• Exercise
Can you print every record below exactly as written?

Some records:
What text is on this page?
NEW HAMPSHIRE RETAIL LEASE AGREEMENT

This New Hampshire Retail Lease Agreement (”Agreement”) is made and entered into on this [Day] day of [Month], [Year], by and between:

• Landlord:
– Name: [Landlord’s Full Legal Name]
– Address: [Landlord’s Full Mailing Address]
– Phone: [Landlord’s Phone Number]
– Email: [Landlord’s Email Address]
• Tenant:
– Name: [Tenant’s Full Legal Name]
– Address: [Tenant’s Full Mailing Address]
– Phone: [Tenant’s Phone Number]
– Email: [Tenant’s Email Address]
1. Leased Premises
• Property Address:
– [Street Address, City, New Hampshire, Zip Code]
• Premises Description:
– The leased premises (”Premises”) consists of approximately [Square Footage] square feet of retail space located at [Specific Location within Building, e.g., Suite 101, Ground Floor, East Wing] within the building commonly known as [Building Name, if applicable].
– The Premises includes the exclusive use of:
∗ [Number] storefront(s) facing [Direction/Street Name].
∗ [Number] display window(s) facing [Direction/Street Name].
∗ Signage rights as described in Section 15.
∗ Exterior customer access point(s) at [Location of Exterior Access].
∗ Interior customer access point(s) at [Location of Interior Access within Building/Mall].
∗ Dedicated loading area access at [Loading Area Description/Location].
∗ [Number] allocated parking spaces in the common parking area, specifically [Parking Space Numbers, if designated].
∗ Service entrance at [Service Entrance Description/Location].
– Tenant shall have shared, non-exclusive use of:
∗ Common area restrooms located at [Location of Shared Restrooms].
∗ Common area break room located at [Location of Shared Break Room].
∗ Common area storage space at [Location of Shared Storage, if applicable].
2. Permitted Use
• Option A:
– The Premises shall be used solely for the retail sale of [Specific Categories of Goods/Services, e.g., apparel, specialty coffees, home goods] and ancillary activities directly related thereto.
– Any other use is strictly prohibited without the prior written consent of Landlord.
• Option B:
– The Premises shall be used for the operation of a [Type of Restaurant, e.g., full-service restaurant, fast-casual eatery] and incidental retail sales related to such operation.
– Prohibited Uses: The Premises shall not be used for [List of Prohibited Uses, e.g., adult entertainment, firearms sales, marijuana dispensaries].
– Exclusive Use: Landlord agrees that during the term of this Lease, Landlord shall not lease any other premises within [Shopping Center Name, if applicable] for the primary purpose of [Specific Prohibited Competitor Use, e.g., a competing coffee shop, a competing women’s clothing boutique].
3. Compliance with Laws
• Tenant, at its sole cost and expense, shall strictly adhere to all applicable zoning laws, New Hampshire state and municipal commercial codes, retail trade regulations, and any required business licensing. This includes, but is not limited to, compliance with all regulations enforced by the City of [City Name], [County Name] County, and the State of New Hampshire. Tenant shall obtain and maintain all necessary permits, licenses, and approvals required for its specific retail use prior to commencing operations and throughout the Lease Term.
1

• Answer to the exercise
What text is on this page?
NEW HAMPSHIRE RETAIL LEASE AGREEMENT

This New Hampshire Retail Lease Agreement (”Agreement”) is made and entered into on this [Day] day of [Month], [Year], by and between:

• Landlord:
– Name: [Landlord’s Full Legal Name]
– Address: [Landlord’s Full Mailing Address]
– Phone: [Landlord’s Phone Number]
– Email: [Landlord’s Email Address]
• Tenant:
– Name: [Tenant’s Full Legal Name]
– Address: [Tenant’s Full Mailing Address]
– Phone: [Tenant’s Phone Number]
– Email: [Tenant’s Email Address]
1. Leased Premises
• Property Address:
– [Street Address, City, New Hampshire, Zip Code]
• Premises Description:
– The leased premises (”Premises”) consists of approximately [Square Footage] square feet of retail space located at [Specific Location within Building, e.g., Suite 101, Ground Floor, East Wing] within the building commonly known as [Building Name, if applicable].
– The Premises includes the exclusive use of:
∗ [Number] storefront(s) facing [Direction/Street Name].
∗ [Number] display window(s) facing [Direction/Street Name].
∗ Signage rights as described in Section 15.
∗ Exterior customer access point(s) at [Location of Exterior Access].
∗ Interior customer access point(s) at [Location of Interior Access within Building/Mall].
∗ Dedicated loading area access at [Loading Area Description/Location].
∗ [Number] allocated parking spaces in the common parking area, specifically [Parking Space Numbers, if designated].
∗ Service entrance at [Service Entrance Description/Location].
– Tenant shall have shared, non-exclusive use of:
∗ Common area restrooms located at [Location of Shared Restrooms].
∗ Common area break room located at [Location of Shared Break Room].
∗ Common area storage space at [Location of Shared Storage, if applicable].
2. Permitted Use
• Option A:
– The Premises shall be used solely for the retail sale of [Specific Categories of Goods/Services, e.g., apparel, specialty coffees, home goods] and ancillary activities directly related thereto.
– Any other use is strictly prohibited without the prior written consent of Landlord.
• Option B:
– The Premises shall be used for the operation of a [Type of Restaurant, e.g., full-service restaurant, fast-casual eatery] and incidental retail sales related to such operation.
– Prohibited Uses: The Premises shall not be used for [List of Prohibited Uses, e.g., adult entertainment, firearms sales, marijuana dispensaries].
– Exclusive Use: Landlord agrees that during the term of this Lease, Landlord shall not lease any other premises within [Shopping Center Name, if applicable] for the primary purpose of [Specific Prohibited Competitor Use, e.g., a competing coffee shop, a competing women’s clothing boutique].
3. Compliance with Laws
• Tenant, at its sole cost and expense, shall strictly adhere to all applicable zoning laws, New Hampshire state and municipal commercial codes, retail trade regulations, and any required business licensing. This includes, but is not limited to, compliance with all regulations enforced by the City of [City Name], [County Name] County, and the State of New Hampshire. Tenant shall obtain and maintain all necessary permits, licenses, and approvals required for its specific retail use prior to commencing operations and throughout the Lease Term.
1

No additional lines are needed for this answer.